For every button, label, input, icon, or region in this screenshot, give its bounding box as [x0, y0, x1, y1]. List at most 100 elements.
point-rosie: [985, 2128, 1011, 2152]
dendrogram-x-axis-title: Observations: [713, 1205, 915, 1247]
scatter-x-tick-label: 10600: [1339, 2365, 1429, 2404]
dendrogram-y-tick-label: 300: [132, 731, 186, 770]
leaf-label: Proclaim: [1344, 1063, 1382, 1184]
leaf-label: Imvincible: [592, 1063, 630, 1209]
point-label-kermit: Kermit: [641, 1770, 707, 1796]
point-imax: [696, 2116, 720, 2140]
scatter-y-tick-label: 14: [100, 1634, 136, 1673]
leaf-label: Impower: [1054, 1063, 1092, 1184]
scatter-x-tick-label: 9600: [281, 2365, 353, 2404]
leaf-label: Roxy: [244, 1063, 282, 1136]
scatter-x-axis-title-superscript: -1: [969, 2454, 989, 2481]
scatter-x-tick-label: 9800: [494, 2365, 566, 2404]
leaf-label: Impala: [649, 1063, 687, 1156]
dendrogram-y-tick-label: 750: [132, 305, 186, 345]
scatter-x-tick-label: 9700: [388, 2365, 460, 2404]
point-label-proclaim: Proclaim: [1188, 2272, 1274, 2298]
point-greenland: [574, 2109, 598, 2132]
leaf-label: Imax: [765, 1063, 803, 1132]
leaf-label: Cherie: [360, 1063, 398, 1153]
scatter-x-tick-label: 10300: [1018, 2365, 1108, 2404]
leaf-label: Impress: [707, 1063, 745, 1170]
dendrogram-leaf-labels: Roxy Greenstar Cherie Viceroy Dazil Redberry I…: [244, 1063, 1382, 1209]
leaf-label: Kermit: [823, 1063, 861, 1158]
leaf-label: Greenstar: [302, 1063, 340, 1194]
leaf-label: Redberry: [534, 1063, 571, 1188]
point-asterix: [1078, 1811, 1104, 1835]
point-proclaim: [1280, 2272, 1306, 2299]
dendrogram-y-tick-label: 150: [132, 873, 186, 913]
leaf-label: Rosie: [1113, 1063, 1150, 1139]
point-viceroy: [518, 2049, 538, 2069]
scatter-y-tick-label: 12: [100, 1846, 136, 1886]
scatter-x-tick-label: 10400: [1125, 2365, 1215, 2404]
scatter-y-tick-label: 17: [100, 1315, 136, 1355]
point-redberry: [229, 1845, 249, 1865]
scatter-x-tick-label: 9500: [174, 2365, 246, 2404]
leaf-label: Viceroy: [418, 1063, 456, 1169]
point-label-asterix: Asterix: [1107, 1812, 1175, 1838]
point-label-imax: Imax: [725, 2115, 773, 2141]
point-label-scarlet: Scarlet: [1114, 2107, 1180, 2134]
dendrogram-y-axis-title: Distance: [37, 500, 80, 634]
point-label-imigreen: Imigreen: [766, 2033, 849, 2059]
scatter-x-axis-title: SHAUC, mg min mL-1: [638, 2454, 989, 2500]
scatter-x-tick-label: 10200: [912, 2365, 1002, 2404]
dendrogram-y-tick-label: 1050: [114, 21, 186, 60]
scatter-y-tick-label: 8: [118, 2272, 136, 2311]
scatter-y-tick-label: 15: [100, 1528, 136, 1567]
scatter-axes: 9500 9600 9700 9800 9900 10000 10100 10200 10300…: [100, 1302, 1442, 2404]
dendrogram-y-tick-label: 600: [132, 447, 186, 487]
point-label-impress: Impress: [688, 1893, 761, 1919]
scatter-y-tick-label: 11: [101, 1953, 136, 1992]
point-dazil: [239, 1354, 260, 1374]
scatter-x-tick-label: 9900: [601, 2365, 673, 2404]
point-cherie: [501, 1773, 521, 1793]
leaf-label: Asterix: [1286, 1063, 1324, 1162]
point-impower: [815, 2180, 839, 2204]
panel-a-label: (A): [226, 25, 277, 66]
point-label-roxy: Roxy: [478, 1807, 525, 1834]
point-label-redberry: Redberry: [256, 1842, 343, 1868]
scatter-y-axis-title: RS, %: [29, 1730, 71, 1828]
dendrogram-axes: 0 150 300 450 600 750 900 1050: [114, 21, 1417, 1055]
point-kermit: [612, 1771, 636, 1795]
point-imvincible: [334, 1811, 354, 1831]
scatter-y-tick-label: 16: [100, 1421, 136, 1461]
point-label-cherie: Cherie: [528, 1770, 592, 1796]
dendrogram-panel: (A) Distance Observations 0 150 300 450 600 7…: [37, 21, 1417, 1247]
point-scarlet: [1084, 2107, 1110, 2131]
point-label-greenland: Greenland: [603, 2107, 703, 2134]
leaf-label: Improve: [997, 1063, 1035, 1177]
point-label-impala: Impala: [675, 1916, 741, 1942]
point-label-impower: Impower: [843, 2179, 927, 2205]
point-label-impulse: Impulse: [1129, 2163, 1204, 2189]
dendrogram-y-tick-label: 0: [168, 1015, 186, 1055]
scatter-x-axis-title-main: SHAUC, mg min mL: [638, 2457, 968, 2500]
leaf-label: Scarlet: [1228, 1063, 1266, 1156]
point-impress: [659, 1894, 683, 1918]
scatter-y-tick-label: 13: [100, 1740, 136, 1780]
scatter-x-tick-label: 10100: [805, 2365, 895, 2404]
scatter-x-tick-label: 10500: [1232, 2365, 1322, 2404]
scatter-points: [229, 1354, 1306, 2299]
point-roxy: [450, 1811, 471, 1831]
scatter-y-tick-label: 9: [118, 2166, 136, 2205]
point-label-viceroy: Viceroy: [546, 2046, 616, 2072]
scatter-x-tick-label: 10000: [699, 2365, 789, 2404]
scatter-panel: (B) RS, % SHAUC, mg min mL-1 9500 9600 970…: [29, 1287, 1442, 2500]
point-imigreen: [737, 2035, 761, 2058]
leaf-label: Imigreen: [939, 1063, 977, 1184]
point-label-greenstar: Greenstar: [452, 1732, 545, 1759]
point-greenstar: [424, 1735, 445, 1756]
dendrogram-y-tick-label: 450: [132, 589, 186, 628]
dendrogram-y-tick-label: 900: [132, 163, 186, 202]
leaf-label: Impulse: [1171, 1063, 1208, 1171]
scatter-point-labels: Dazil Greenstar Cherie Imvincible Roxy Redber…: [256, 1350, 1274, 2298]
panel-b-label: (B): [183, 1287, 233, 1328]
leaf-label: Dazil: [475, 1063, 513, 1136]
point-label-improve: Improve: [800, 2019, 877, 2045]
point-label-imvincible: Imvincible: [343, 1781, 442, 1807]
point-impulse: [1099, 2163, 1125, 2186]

Tarefa proposta> Reproduza sem nenhuma alteração as linhas das entradas, começando pela primeira e terminando na linha que contém "dendrogram-y-tick-label: 750: [132, 305, 186, 345]", incluindo-a.

Resposta à tarefa>
For every button, label, input, icon, or region in this screenshot, give its bounding box as [x0, y0, x1, y1]. List at most 100 elements.
point-rosie: [985, 2128, 1011, 2152]
dendrogram-x-axis-title: Observations: [713, 1205, 915, 1247]
scatter-x-tick-label: 10600: [1339, 2365, 1429, 2404]
dendrogram-y-tick-label: 300: [132, 731, 186, 770]
leaf-label: Proclaim: [1344, 1063, 1382, 1184]
leaf-label: Imvincible: [592, 1063, 630, 1209]
point-label-kermit: Kermit: [641, 1770, 707, 1796]
point-imax: [696, 2116, 720, 2140]
scatter-y-tick-label: 14: [100, 1634, 136, 1673]
leaf-label: Impower: [1054, 1063, 1092, 1184]
scatter-x-tick-label: 9600: [281, 2365, 353, 2404]
leaf-label: Roxy: [244, 1063, 282, 1136]
scatter-x-axis-title-superscript: -1: [969, 2454, 989, 2481]
scatter-x-tick-label: 9800: [494, 2365, 566, 2404]
leaf-label: Impala: [649, 1063, 687, 1156]
dendrogram-y-tick-label: 750: [132, 305, 186, 345]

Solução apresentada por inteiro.